— Start of RECORDS SUPPLIED —

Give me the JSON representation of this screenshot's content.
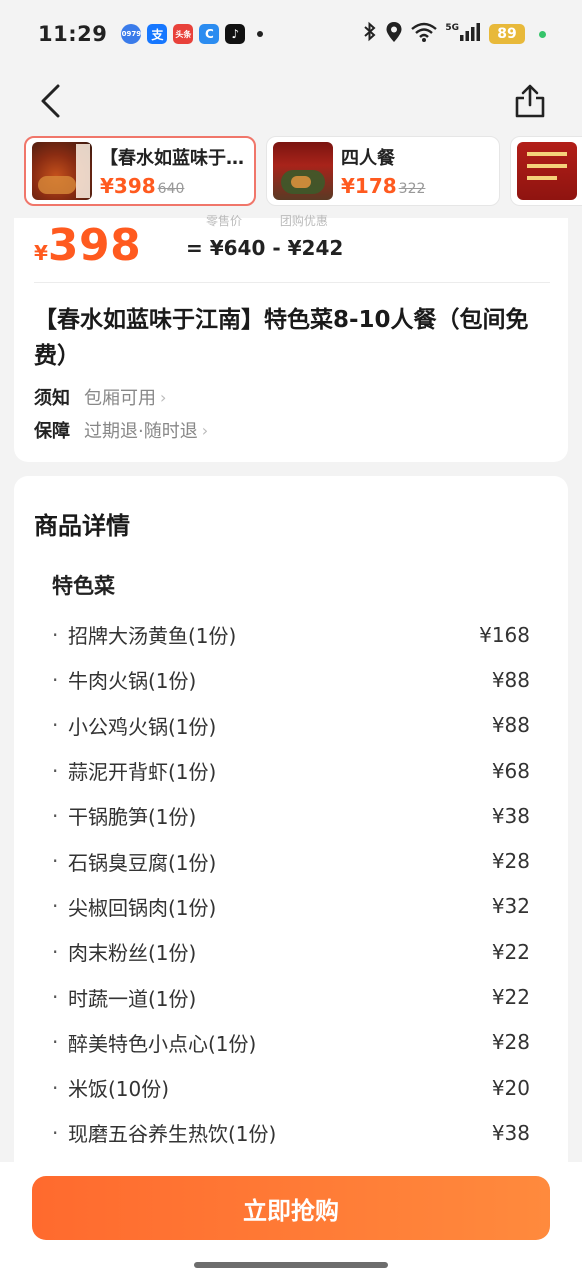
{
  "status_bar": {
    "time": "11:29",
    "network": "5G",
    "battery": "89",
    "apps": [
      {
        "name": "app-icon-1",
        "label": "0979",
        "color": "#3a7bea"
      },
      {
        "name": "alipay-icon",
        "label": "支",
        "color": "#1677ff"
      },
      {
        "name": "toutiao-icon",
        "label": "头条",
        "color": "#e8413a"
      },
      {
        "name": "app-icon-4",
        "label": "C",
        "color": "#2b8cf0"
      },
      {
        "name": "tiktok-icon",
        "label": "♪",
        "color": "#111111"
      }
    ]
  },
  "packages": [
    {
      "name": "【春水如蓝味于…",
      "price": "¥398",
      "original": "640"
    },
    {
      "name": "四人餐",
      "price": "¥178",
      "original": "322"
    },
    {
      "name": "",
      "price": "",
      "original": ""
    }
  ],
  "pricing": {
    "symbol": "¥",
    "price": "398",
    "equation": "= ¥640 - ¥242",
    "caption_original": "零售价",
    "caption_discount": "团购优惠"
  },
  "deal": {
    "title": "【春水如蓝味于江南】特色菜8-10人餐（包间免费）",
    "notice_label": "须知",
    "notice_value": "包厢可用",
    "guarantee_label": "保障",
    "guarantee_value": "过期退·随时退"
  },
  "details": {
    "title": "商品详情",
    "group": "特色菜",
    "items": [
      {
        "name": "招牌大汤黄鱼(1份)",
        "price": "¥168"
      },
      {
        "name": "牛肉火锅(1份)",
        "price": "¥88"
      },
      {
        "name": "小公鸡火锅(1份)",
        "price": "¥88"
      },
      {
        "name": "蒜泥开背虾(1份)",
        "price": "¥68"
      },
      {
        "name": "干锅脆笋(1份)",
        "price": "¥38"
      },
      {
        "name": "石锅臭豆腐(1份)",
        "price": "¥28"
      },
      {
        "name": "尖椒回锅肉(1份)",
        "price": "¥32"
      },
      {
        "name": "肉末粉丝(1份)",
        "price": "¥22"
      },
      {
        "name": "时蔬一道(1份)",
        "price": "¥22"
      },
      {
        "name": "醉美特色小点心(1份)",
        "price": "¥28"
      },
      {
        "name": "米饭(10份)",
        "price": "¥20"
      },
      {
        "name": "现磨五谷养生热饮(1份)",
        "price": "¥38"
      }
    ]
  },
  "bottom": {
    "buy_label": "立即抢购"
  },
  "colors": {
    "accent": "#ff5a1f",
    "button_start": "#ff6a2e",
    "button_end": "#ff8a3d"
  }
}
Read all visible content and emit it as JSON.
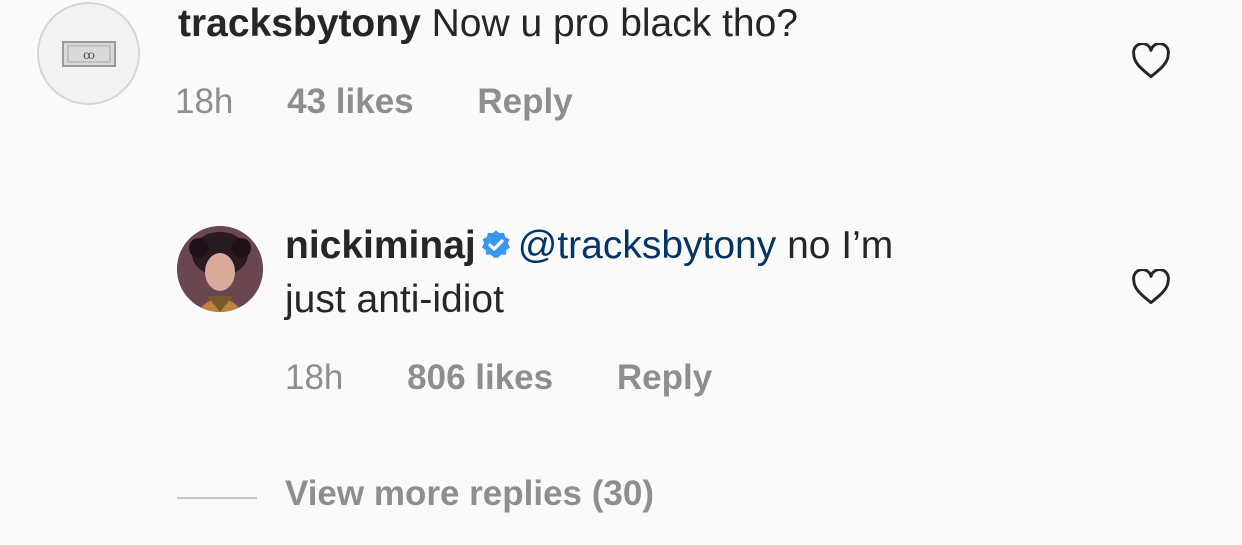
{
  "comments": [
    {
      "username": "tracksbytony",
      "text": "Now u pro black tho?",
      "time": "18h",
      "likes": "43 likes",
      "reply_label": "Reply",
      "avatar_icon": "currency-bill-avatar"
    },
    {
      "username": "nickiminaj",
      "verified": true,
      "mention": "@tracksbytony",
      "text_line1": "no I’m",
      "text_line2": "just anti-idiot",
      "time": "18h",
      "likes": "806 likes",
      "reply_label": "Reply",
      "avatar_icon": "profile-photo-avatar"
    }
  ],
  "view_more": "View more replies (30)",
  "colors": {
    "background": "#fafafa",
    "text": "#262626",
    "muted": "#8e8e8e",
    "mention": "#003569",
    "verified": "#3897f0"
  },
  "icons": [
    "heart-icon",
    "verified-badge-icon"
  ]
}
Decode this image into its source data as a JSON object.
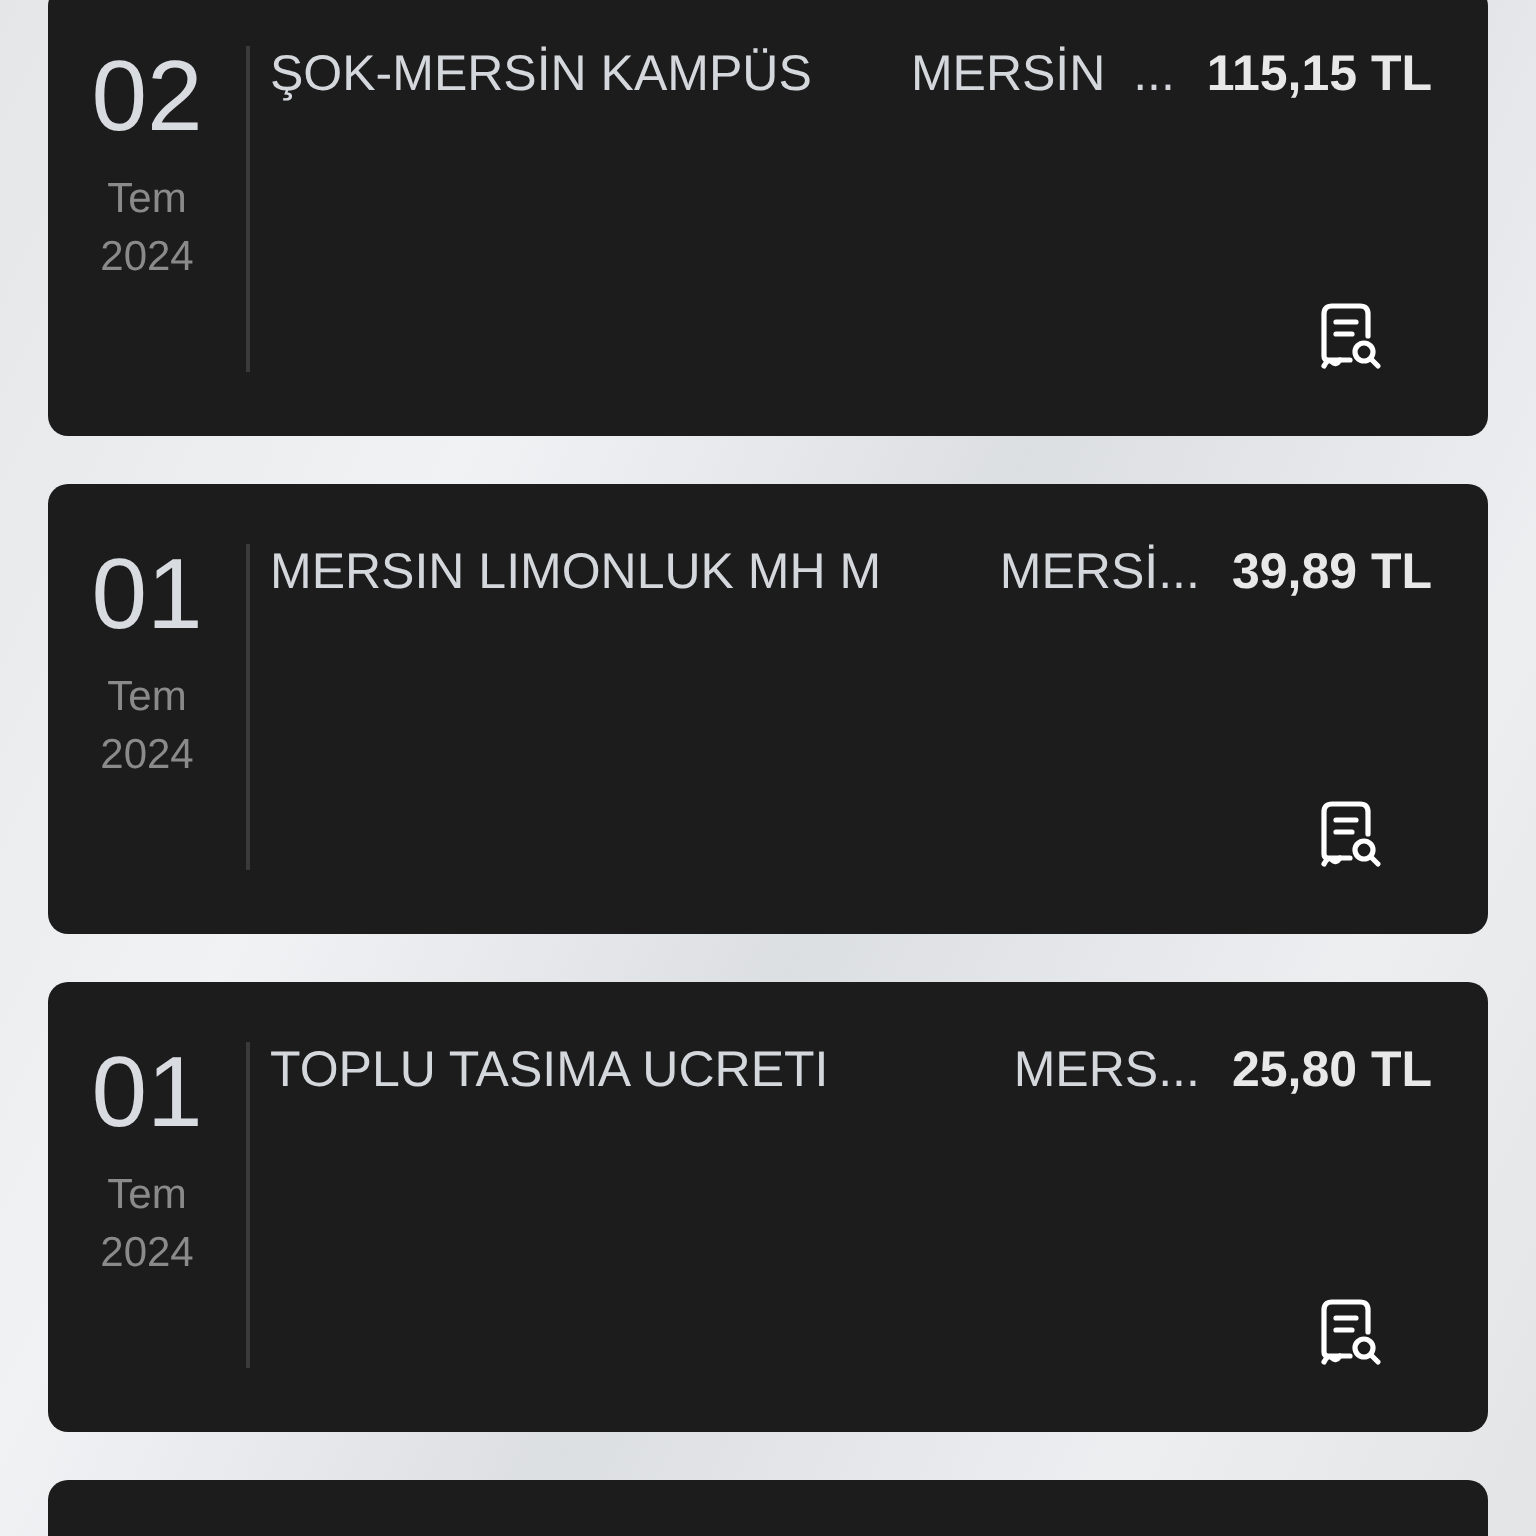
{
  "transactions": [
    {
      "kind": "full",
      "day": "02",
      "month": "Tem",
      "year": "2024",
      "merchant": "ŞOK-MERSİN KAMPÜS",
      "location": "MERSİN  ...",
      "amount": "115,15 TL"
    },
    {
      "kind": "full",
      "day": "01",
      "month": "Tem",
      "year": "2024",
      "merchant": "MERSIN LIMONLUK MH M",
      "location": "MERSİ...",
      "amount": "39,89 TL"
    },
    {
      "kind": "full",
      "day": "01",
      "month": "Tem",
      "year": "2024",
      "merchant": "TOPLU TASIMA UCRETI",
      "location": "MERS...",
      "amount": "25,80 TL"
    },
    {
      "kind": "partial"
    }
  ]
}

— End of RECORDS SUPPLIED —

→ AIM
Copy the material above exactly and drop the pictures.

→ SOLVED EXERCISE
Give me the JSON representation of this screenshot's content.
{
  "status_bar": {
    "time": "11:29",
    "network": "5G",
    "battery": "89",
    "apps": [
      {
        "name": "app-icon-1",
        "label": "0979",
        "color": "#3a7bea"
      },
      {
        "name": "alipay-icon",
        "label": "支",
        "color": "#1677ff"
      },
      {
        "name": "toutiao-icon",
        "label": "头条",
        "color": "#e8413a"
      },
      {
        "name": "app-icon-4",
        "label": "C",
        "color": "#2b8cf0"
      },
      {
        "name": "tiktok-icon",
        "label": "♪",
        "color": "#111111"
      }
    ]
  },
  "packages": [
    {
      "name": "【春水如蓝味于…",
      "price": "¥398",
      "original": "640"
    },
    {
      "name": "四人餐",
      "price": "¥178",
      "original": "322"
    },
    {
      "name": "",
      "price": "",
      "original": ""
    }
  ],
  "pricing": {
    "symbol": "¥",
    "price": "398",
    "equation": "= ¥640 - ¥242",
    "caption_original": "零售价",
    "caption_discount": "团购优惠"
  },
  "deal": {
    "title": "【春水如蓝味于江南】特色菜8-10人餐（包间免费）",
    "notice_label": "须知",
    "notice_value": "包厢可用",
    "guarantee_label": "保障",
    "guarantee_value": "过期退·随时退"
  },
  "details": {
    "title": "商品详情",
    "group": "特色菜",
    "items": [
      {
        "name": "招牌大汤黄鱼(1份)",
        "price": "¥168"
      },
      {
        "name": "牛肉火锅(1份)",
        "price": "¥88"
      },
      {
        "name": "小公鸡火锅(1份)",
        "price": "¥88"
      },
      {
        "name": "蒜泥开背虾(1份)",
        "price": "¥68"
      },
      {
        "name": "干锅脆笋(1份)",
        "price": "¥38"
      },
      {
        "name": "石锅臭豆腐(1份)",
        "price": "¥28"
      },
      {
        "name": "尖椒回锅肉(1份)",
        "price": "¥32"
      },
      {
        "name": "肉末粉丝(1份)",
        "price": "¥22"
      },
      {
        "name": "时蔬一道(1份)",
        "price": "¥22"
      },
      {
        "name": "醉美特色小点心(1份)",
        "price": "¥28"
      },
      {
        "name": "米饭(10份)",
        "price": "¥20"
      },
      {
        "name": "现磨五谷养生热饮(1份)",
        "price": "¥38"
      }
    ]
  },
  "bottom": {
    "buy_label": "立即抢购"
  },
  "colors": {
    "accent": "#ff5a1f",
    "button_start": "#ff6a2e",
    "button_end": "#ff8a3d"
  }
}
Read all visible content and emit it as JSON.
{
  "comments": [
    {
      "username": "tracksbytony",
      "text": "Now u pro black tho?",
      "time": "18h",
      "likes": "43 likes",
      "reply_label": "Reply",
      "avatar_icon": "currency-bill-avatar"
    },
    {
      "username": "nickiminaj",
      "verified": true,
      "mention": "@tracksbytony",
      "text_line1": "no I’m",
      "text_line2": "just anti-idiot",
      "time": "18h",
      "likes": "806 likes",
      "reply_label": "Reply",
      "avatar_icon": "profile-photo-avatar"
    }
  ],
  "view_more": "View more replies (30)",
  "colors": {
    "background": "#fafafa",
    "text": "#262626",
    "muted": "#8e8e8e",
    "mention": "#003569",
    "verified": "#3897f0"
  },
  "icons": [
    "heart-icon",
    "verified-badge-icon"
  ]
}
Decode this image into its source data as a JSON object.
{
  "transactions": [
    {
      "kind": "full",
      "day": "02",
      "month": "Tem",
      "year": "2024",
      "merchant": "ŞOK-MERSİN KAMPÜS",
      "location": "MERSİN  ...",
      "amount": "115,15 TL"
    },
    {
      "kind": "full",
      "day": "01",
      "month": "Tem",
      "year": "2024",
      "merchant": "MERSIN LIMONLUK MH M",
      "location": "MERSİ...",
      "amount": "39,89 TL"
    },
    {
      "kind": "full",
      "day": "01",
      "month": "Tem",
      "year": "2024",
      "merchant": "TOPLU TASIMA UCRETI",
      "location": "MERS...",
      "amount": "25,80 TL"
    },
    {
      "kind": "partial"
    }
  ]
}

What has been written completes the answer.